Write out the data below in full. Keep it exact.

··········

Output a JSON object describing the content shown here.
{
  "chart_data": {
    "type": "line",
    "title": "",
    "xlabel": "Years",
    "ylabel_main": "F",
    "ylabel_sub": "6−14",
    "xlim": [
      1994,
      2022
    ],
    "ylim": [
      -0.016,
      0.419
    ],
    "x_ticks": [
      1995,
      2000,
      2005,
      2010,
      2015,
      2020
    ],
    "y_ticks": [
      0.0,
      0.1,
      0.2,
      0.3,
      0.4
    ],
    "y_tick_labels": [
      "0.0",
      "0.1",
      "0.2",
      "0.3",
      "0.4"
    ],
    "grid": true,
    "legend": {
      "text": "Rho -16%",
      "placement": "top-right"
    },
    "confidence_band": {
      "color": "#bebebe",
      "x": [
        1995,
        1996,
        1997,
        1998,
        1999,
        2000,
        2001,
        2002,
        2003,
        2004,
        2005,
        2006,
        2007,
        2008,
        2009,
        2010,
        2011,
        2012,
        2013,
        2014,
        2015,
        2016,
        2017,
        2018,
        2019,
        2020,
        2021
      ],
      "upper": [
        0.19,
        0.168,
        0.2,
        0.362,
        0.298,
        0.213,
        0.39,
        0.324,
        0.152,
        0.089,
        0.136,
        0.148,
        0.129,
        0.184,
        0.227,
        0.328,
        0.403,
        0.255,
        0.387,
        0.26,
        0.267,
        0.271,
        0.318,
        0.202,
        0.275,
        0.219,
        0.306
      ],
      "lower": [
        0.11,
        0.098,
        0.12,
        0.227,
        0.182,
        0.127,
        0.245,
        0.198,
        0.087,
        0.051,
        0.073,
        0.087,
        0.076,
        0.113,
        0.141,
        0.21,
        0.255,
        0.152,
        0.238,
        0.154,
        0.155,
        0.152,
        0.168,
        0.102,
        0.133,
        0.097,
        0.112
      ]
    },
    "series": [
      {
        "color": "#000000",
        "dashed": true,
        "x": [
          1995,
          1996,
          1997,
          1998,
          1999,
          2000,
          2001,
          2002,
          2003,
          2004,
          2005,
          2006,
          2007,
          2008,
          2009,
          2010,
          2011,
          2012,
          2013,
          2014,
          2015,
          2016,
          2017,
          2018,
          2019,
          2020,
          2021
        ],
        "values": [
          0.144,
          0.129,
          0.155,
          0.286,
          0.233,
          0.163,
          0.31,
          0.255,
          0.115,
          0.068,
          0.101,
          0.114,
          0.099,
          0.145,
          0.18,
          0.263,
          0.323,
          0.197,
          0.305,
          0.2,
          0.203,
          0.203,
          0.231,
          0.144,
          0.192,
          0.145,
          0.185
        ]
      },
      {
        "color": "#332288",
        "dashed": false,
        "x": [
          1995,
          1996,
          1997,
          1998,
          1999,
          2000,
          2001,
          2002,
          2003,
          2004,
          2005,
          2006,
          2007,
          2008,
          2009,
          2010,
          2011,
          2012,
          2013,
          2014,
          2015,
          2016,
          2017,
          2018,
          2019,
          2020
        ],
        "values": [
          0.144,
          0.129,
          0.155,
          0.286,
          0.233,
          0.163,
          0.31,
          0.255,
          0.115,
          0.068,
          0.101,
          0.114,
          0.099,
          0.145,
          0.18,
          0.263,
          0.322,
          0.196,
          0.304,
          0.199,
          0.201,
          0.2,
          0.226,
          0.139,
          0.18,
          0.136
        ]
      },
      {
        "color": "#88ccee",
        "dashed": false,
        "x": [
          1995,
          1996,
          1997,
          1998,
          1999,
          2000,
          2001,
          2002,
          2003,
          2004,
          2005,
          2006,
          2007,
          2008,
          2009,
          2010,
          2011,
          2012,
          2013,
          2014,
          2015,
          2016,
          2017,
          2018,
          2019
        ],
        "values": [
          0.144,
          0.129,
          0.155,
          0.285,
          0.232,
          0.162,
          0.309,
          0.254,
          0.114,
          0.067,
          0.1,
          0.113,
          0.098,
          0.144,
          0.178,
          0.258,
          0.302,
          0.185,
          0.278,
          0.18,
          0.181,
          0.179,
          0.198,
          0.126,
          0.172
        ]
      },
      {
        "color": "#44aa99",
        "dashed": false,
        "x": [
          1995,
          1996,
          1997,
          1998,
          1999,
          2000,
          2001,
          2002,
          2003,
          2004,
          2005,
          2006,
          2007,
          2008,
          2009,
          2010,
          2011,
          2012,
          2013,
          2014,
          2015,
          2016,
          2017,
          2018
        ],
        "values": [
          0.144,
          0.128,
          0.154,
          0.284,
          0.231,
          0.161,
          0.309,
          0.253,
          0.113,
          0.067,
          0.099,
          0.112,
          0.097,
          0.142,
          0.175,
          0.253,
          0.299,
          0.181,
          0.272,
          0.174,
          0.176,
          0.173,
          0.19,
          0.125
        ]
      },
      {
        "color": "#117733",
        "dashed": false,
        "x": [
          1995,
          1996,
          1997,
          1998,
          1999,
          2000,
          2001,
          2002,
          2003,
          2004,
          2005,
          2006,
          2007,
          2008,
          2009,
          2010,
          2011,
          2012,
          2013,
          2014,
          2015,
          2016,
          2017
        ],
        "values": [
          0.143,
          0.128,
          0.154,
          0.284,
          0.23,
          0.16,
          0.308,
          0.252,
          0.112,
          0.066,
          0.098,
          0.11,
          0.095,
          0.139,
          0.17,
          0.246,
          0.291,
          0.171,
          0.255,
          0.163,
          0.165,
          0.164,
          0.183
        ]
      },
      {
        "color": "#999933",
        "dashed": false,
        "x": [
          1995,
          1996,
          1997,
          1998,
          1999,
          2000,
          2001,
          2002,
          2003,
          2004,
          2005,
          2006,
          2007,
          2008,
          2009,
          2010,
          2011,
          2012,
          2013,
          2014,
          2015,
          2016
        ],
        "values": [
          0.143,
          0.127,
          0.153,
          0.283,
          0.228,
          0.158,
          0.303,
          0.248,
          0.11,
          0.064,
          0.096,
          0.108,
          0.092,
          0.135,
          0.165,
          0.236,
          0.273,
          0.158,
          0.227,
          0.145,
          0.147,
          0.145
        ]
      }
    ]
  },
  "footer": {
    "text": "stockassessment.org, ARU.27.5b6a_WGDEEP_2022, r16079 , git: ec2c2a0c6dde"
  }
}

··········

RESULT OF THIS EXERCISE |
Output a JSON object describing the content shown here.
{
  "chart_data": {
    "type": "line",
    "title": "",
    "xlabel": "Years",
    "ylabel_main": "F",
    "ylabel_sub": "6−14",
    "xlim": [
      1994,
      2022
    ],
    "ylim": [
      -0.016,
      0.419
    ],
    "x_ticks": [
      1995,
      2000,
      2005,
      2010,
      2015,
      2020
    ],
    "y_ticks": [
      0.0,
      0.1,
      0.2,
      0.3,
      0.4
    ],
    "y_tick_labels": [
      "0.0",
      "0.1",
      "0.2",
      "0.3",
      "0.4"
    ],
    "grid": true,
    "legend": {
      "text": "Rho -16%",
      "placement": "top-right"
    },
    "confidence_band": {
      "color": "#bebebe",
      "x": [
        1995,
        1996,
        1997,
        1998,
        1999,
        2000,
        2001,
        2002,
        2003,
        2004,
        2005,
        2006,
        2007,
        2008,
        2009,
        2010,
        2011,
        2012,
        2013,
        2014,
        2015,
        2016,
        2017,
        2018,
        2019,
        2020,
        2021
      ],
      "upper": [
        0.19,
        0.168,
        0.2,
        0.362,
        0.298,
        0.213,
        0.39,
        0.324,
        0.152,
        0.089,
        0.136,
        0.148,
        0.129,
        0.184,
        0.227,
        0.328,
        0.403,
        0.255,
        0.387,
        0.26,
        0.267,
        0.271,
        0.318,
        0.202,
        0.275,
        0.219,
        0.306
      ],
      "lower": [
        0.11,
        0.098,
        0.12,
        0.227,
        0.182,
        0.127,
        0.245,
        0.198,
        0.087,
        0.051,
        0.073,
        0.087,
        0.076,
        0.113,
        0.141,
        0.21,
        0.255,
        0.152,
        0.238,
        0.154,
        0.155,
        0.152,
        0.168,
        0.102,
        0.133,
        0.097,
        0.112
      ]
    },
    "series": [
      {
        "color": "#000000",
        "dashed": true,
        "x": [
          1995,
          1996,
          1997,
          1998,
          1999,
          2000,
          2001,
          2002,
          2003,
          2004,
          2005,
          2006,
          2007,
          2008,
          2009,
          2010,
          2011,
          2012,
          2013,
          2014,
          2015,
          2016,
          2017,
          2018,
          2019,
          2020,
          2021
        ],
        "values": [
          0.144,
          0.129,
          0.155,
          0.286,
          0.233,
          0.163,
          0.31,
          0.255,
          0.115,
          0.068,
          0.101,
          0.114,
          0.099,
          0.145,
          0.18,
          0.263,
          0.323,
          0.197,
          0.305,
          0.2,
          0.203,
          0.203,
          0.231,
          0.144,
          0.192,
          0.145,
          0.185
        ]
      },
      {
        "color": "#332288",
        "dashed": false,
        "x": [
          1995,
          1996,
          1997,
          1998,
          1999,
          2000,
          2001,
          2002,
          2003,
          2004,
          2005,
          2006,
          2007,
          2008,
          2009,
          2010,
          2011,
          2012,
          2013,
          2014,
          2015,
          2016,
          2017,
          2018,
          2019,
          2020
        ],
        "values": [
          0.144,
          0.129,
          0.155,
          0.286,
          0.233,
          0.163,
          0.31,
          0.255,
          0.115,
          0.068,
          0.101,
          0.114,
          0.099,
          0.145,
          0.18,
          0.263,
          0.322,
          0.196,
          0.304,
          0.199,
          0.201,
          0.2,
          0.226,
          0.139,
          0.18,
          0.136
        ]
      },
      {
        "color": "#88ccee",
        "dashed": false,
        "x": [
          1995,
          1996,
          1997,
          1998,
          1999,
          2000,
          2001,
          2002,
          2003,
          2004,
          2005,
          2006,
          2007,
          2008,
          2009,
          2010,
          2011,
          2012,
          2013,
          2014,
          2015,
          2016,
          2017,
          2018,
          2019
        ],
        "values": [
          0.144,
          0.129,
          0.155,
          0.285,
          0.232,
          0.162,
          0.309,
          0.254,
          0.114,
          0.067,
          0.1,
          0.113,
          0.098,
          0.144,
          0.178,
          0.258,
          0.302,
          0.185,
          0.278,
          0.18,
          0.181,
          0.179,
          0.198,
          0.126,
          0.172
        ]
      },
      {
        "color": "#44aa99",
        "dashed": false,
        "x": [
          1995,
          1996,
          1997,
          1998,
          1999,
          2000,
          2001,
          2002,
          2003,
          2004,
          2005,
          2006,
          2007,
          2008,
          2009,
          2010,
          2011,
          2012,
          2013,
          2014,
          2015,
          2016,
          2017,
          2018
        ],
        "values": [
          0.144,
          0.128,
          0.154,
          0.284,
          0.231,
          0.161,
          0.309,
          0.253,
          0.113,
          0.067,
          0.099,
          0.112,
          0.097,
          0.142,
          0.175,
          0.253,
          0.299,
          0.181,
          0.272,
          0.174,
          0.176,
          0.173,
          0.19,
          0.125
        ]
      },
      {
        "color": "#117733",
        "dashed": false,
        "x": [
          1995,
          1996,
          1997,
          1998,
          1999,
          2000,
          2001,
          2002,
          2003,
          2004,
          2005,
          2006,
          2007,
          2008,
          2009,
          2010,
          2011,
          2012,
          2013,
          2014,
          2015,
          2016,
          2017
        ],
        "values": [
          0.143,
          0.128,
          0.154,
          0.284,
          0.23,
          0.16,
          0.308,
          0.252,
          0.112,
          0.066,
          0.098,
          0.11,
          0.095,
          0.139,
          0.17,
          0.246,
          0.291,
          0.171,
          0.255,
          0.163,
          0.165,
          0.164,
          0.183
        ]
      },
      {
        "color": "#999933",
        "dashed": false,
        "x": [
          1995,
          1996,
          1997,
          1998,
          1999,
          2000,
          2001,
          2002,
          2003,
          2004,
          2005,
          2006,
          2007,
          2008,
          2009,
          2010,
          2011,
          2012,
          2013,
          2014,
          2015,
          2016
        ],
        "values": [
          0.143,
          0.127,
          0.153,
          0.283,
          0.228,
          0.158,
          0.303,
          0.248,
          0.11,
          0.064,
          0.096,
          0.108,
          0.092,
          0.135,
          0.165,
          0.236,
          0.273,
          0.158,
          0.227,
          0.145,
          0.147,
          0.145
        ]
      }
    ]
  },
  "footer": {
    "text": "stockassessment.org, ARU.27.5b6a_WGDEEP_2022, r16079 , git: ec2c2a0c6dde"
  }
}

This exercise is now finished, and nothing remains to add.